▶ [Requirement]: Could you filter the data below down to the lines that hold the word "Barretts"?

▶ [Dataset records]:
---+---

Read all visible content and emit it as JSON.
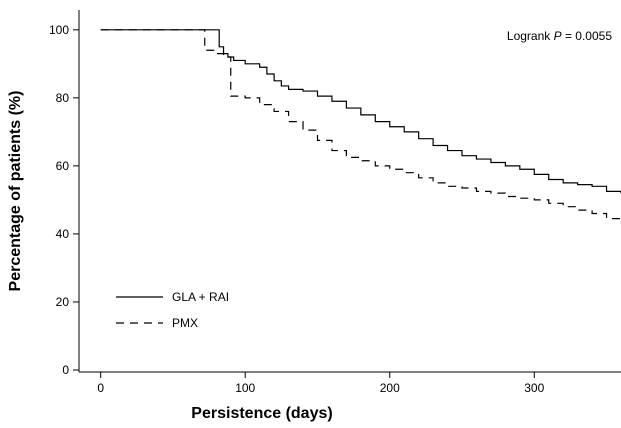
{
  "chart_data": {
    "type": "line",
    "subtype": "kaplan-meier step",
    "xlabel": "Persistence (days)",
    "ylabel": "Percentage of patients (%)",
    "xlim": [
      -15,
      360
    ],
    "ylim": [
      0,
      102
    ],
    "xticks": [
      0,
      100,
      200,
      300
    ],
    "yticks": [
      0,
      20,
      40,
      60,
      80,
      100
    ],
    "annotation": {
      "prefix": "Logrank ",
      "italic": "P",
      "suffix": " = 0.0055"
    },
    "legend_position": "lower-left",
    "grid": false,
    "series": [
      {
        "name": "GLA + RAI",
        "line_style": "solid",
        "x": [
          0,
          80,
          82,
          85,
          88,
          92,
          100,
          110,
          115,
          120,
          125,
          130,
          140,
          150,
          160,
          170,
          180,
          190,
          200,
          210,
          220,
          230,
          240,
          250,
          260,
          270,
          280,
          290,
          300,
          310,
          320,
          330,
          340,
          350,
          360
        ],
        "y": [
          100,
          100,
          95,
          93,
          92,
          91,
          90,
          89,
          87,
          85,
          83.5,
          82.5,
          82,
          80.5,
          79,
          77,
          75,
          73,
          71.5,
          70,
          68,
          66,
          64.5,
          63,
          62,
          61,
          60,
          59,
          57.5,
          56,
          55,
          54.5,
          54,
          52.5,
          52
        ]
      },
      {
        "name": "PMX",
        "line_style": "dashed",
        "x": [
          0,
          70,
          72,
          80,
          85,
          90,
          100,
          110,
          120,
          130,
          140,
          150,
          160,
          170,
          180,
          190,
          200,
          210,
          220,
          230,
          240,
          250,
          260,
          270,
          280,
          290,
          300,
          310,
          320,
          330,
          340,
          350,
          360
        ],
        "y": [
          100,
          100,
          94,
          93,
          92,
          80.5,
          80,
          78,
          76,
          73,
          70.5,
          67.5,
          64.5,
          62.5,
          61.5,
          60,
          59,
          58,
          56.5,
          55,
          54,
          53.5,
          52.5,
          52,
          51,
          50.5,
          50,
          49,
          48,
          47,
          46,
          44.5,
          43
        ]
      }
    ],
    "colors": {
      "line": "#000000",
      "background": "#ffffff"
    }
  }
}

---+---

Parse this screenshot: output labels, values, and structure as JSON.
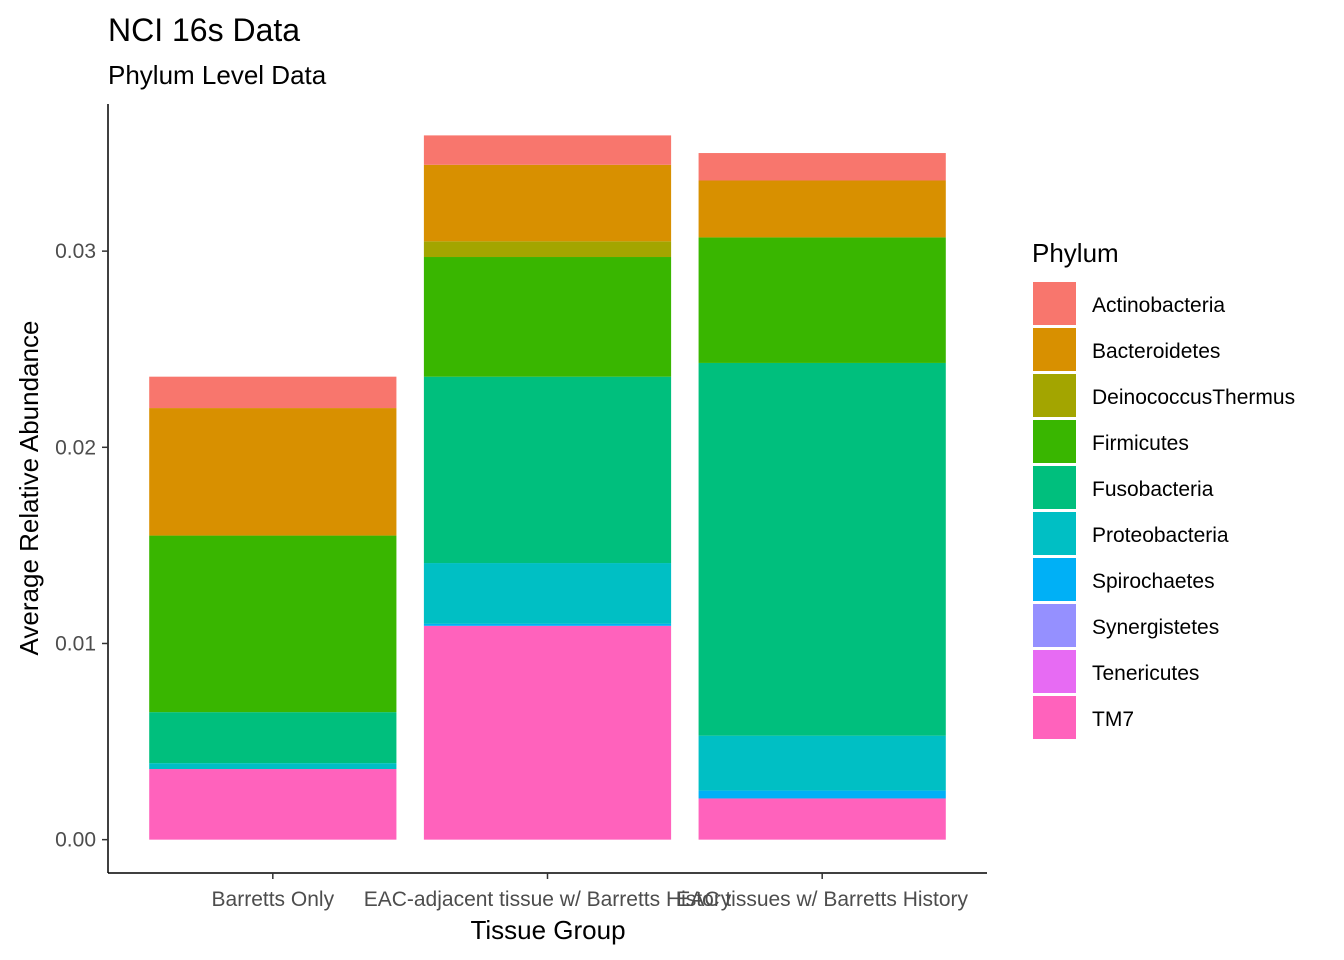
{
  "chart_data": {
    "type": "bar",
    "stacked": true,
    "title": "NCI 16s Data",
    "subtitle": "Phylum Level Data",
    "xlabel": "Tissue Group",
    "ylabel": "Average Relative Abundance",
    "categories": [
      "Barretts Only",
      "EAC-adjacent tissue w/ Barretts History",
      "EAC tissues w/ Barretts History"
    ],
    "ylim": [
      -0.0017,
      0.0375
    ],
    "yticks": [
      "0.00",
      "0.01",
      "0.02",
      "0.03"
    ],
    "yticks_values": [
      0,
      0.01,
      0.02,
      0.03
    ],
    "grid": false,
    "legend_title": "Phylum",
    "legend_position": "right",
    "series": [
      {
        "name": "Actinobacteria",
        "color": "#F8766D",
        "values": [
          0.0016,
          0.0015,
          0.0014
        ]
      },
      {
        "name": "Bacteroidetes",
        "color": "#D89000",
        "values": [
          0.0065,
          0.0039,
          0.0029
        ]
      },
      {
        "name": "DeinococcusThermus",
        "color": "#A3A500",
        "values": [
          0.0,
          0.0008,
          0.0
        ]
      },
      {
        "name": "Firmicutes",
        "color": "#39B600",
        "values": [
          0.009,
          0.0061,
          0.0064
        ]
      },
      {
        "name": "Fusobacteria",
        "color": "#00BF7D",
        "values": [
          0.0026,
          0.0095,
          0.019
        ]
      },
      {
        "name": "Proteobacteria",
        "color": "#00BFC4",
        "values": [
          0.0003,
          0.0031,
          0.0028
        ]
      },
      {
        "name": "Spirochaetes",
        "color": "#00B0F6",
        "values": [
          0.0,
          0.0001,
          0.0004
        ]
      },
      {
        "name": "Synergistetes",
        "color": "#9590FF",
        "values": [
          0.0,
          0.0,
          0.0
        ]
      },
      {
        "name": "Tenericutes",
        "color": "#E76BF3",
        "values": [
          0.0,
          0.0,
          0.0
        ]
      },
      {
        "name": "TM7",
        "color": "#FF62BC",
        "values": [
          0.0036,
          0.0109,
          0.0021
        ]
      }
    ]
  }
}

---+---

▶ [Written answer]:
      "Barretts Only",
      "EAC-adjacent tissue w/ Barretts History",
      "EAC tissues w/ Barretts History"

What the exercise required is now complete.